• **SUPPLIED RECORDS**:

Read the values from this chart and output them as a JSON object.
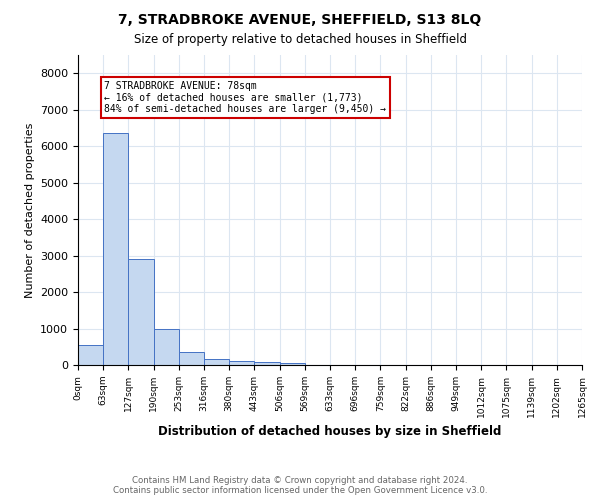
{
  "title": "7, STRADBROKE AVENUE, SHEFFIELD, S13 8LQ",
  "subtitle": "Size of property relative to detached houses in Sheffield",
  "xlabel": "Distribution of detached houses by size in Sheffield",
  "ylabel": "Number of detached properties",
  "bar_values": [
    550,
    6350,
    2900,
    1000,
    370,
    155,
    100,
    70,
    50,
    0,
    0,
    0,
    0,
    0,
    0,
    0,
    0,
    0,
    0,
    0
  ],
  "bar_color": "#c5d8f0",
  "bar_edge_color": "#4472c4",
  "tick_labels": [
    "0sqm",
    "63sqm",
    "127sqm",
    "190sqm",
    "253sqm",
    "316sqm",
    "380sqm",
    "443sqm",
    "506sqm",
    "569sqm",
    "633sqm",
    "696sqm",
    "759sqm",
    "822sqm",
    "886sqm",
    "949sqm",
    "1012sqm",
    "1075sqm",
    "1139sqm",
    "1202sqm",
    "1265sqm"
  ],
  "ylim": [
    0,
    8500
  ],
  "yticks": [
    0,
    1000,
    2000,
    3000,
    4000,
    5000,
    6000,
    7000,
    8000
  ],
  "annotation_title": "7 STRADBROKE AVENUE: 78sqm",
  "annotation_line1": "← 16% of detached houses are smaller (1,773)",
  "annotation_line2": "84% of semi-detached houses are larger (9,450) →",
  "annotation_box_color": "#ffffff",
  "annotation_border_color": "#cc0000",
  "footer_line1": "Contains HM Land Registry data © Crown copyright and database right 2024.",
  "footer_line2": "Contains public sector information licensed under the Open Government Licence v3.0.",
  "background_color": "#ffffff",
  "grid_color": "#dce6f1"
}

• **WHAT IS REQUIRED**:
Every record above should be written out again exactly; the pictures stay out of the copy.

• **RESPONSE TO THIS TASK**:
Read the values from this chart and output them as a JSON object.
{
  "title": "7, STRADBROKE AVENUE, SHEFFIELD, S13 8LQ",
  "subtitle": "Size of property relative to detached houses in Sheffield",
  "xlabel": "Distribution of detached houses by size in Sheffield",
  "ylabel": "Number of detached properties",
  "bar_values": [
    550,
    6350,
    2900,
    1000,
    370,
    155,
    100,
    70,
    50,
    0,
    0,
    0,
    0,
    0,
    0,
    0,
    0,
    0,
    0,
    0
  ],
  "bar_color": "#c5d8f0",
  "bar_edge_color": "#4472c4",
  "tick_labels": [
    "0sqm",
    "63sqm",
    "127sqm",
    "190sqm",
    "253sqm",
    "316sqm",
    "380sqm",
    "443sqm",
    "506sqm",
    "569sqm",
    "633sqm",
    "696sqm",
    "759sqm",
    "822sqm",
    "886sqm",
    "949sqm",
    "1012sqm",
    "1075sqm",
    "1139sqm",
    "1202sqm",
    "1265sqm"
  ],
  "ylim": [
    0,
    8500
  ],
  "yticks": [
    0,
    1000,
    2000,
    3000,
    4000,
    5000,
    6000,
    7000,
    8000
  ],
  "annotation_title": "7 STRADBROKE AVENUE: 78sqm",
  "annotation_line1": "← 16% of detached houses are smaller (1,773)",
  "annotation_line2": "84% of semi-detached houses are larger (9,450) →",
  "annotation_box_color": "#ffffff",
  "annotation_border_color": "#cc0000",
  "footer_line1": "Contains HM Land Registry data © Crown copyright and database right 2024.",
  "footer_line2": "Contains public sector information licensed under the Open Government Licence v3.0.",
  "background_color": "#ffffff",
  "grid_color": "#dce6f1"
}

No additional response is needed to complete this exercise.